▶ INFORMATION PROVIDED

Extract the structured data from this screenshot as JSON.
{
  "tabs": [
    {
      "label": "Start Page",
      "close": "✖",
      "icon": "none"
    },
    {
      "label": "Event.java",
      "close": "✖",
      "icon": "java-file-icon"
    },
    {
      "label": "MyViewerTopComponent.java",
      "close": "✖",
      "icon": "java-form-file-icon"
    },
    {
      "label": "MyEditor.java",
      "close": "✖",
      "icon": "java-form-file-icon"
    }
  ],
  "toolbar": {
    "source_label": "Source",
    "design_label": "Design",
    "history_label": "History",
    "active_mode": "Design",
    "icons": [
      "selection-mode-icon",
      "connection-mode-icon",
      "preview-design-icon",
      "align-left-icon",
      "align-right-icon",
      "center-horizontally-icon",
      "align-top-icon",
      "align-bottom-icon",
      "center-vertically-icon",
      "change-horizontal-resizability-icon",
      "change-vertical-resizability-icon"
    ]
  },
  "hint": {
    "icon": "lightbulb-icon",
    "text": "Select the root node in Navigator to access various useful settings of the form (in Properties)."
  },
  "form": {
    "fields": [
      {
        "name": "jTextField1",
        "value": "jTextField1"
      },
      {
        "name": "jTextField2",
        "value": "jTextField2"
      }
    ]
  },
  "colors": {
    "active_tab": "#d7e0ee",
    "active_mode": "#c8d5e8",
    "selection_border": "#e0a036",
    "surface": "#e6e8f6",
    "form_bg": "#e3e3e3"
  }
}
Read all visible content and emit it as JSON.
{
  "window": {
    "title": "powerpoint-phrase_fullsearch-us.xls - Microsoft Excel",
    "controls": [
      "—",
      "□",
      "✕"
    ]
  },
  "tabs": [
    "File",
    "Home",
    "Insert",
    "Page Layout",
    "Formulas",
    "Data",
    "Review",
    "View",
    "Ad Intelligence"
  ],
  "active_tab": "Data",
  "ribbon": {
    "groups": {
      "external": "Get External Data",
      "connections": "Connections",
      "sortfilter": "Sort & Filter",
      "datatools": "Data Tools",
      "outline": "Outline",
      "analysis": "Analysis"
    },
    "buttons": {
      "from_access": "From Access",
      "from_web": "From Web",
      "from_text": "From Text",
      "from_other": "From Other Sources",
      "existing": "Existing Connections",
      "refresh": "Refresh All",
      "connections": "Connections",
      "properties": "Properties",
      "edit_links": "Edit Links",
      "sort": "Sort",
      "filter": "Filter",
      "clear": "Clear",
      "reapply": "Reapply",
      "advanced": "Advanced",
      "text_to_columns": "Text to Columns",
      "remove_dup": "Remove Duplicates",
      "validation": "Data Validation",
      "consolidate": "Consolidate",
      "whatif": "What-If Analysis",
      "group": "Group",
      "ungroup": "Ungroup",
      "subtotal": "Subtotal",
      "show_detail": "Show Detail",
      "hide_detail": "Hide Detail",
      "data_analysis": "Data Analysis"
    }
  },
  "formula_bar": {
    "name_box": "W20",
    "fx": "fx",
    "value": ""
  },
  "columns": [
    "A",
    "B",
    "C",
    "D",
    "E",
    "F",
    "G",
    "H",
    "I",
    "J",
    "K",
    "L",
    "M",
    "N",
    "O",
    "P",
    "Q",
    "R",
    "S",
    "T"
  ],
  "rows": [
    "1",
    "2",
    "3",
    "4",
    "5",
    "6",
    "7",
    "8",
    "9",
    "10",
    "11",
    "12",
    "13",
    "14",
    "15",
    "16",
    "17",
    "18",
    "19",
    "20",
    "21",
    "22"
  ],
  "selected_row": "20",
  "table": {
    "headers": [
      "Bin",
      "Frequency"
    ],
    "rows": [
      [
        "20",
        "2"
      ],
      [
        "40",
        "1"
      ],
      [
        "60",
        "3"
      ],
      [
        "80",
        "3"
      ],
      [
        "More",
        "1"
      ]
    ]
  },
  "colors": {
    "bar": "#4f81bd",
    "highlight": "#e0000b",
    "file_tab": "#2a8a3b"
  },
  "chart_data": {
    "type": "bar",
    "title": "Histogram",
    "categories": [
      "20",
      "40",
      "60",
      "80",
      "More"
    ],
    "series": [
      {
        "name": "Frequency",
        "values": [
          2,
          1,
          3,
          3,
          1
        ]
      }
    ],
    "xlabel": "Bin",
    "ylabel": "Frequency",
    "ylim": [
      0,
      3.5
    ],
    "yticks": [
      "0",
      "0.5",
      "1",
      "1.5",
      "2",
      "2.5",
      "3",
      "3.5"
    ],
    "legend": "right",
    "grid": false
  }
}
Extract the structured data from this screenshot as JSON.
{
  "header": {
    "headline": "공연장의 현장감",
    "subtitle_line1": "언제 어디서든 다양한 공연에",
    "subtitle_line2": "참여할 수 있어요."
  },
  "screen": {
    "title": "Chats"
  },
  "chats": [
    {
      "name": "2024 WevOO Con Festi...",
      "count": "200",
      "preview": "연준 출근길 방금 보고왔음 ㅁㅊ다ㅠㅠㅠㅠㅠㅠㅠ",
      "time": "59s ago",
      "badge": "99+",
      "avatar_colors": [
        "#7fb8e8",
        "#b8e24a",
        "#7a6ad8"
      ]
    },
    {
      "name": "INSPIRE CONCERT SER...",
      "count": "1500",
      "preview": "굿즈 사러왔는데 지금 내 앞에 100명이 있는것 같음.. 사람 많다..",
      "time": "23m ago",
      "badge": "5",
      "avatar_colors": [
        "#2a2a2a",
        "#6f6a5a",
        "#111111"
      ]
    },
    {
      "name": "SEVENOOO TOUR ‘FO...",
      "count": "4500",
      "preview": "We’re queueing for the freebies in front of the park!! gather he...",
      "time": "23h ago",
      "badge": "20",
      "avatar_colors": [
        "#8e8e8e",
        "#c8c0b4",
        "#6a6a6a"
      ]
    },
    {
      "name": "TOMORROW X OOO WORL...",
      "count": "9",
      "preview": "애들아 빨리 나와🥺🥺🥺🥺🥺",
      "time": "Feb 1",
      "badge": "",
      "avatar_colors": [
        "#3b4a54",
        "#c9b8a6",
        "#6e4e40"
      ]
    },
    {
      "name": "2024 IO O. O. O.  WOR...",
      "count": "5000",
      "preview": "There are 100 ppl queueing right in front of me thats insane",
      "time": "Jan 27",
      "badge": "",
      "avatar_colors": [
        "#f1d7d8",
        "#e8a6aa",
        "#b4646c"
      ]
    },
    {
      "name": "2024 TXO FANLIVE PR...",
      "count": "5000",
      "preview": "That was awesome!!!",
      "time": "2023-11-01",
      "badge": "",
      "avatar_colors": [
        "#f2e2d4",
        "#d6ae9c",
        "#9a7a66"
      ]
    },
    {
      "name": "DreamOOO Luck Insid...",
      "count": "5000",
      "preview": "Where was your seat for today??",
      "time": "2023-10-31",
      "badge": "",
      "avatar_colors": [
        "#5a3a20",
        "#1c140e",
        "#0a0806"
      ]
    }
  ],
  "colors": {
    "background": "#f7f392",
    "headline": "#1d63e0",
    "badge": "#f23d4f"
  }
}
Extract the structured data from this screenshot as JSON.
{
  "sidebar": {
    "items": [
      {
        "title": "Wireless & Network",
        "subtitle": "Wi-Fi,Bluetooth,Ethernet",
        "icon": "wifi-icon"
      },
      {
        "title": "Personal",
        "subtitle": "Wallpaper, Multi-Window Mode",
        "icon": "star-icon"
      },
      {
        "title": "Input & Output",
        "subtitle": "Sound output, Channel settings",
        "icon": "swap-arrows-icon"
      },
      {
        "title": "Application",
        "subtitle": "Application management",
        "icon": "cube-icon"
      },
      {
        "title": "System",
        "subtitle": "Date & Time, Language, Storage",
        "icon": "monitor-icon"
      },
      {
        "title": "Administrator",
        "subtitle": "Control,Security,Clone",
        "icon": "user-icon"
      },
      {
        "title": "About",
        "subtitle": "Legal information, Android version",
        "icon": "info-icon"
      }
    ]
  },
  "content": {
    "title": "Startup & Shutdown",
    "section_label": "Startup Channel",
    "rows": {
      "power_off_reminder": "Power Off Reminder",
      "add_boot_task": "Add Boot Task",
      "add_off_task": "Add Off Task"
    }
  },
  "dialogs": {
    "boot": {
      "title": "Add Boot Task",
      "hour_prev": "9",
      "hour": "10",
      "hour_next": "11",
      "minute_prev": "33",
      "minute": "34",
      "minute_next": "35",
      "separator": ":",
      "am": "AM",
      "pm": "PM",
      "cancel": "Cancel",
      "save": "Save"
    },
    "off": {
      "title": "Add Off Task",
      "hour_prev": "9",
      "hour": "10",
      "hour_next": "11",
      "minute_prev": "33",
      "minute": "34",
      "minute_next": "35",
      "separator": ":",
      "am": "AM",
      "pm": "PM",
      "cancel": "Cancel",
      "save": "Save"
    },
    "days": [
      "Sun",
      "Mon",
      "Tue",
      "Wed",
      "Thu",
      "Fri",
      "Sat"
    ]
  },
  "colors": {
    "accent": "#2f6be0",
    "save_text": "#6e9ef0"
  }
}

▶ SET TASK
Using the entries above, return each line that includes the word "align".

▶ IN RESPONSE
      "align-left-icon",
      "align-right-icon",
      "align-top-icon",
      "align-bottom-icon",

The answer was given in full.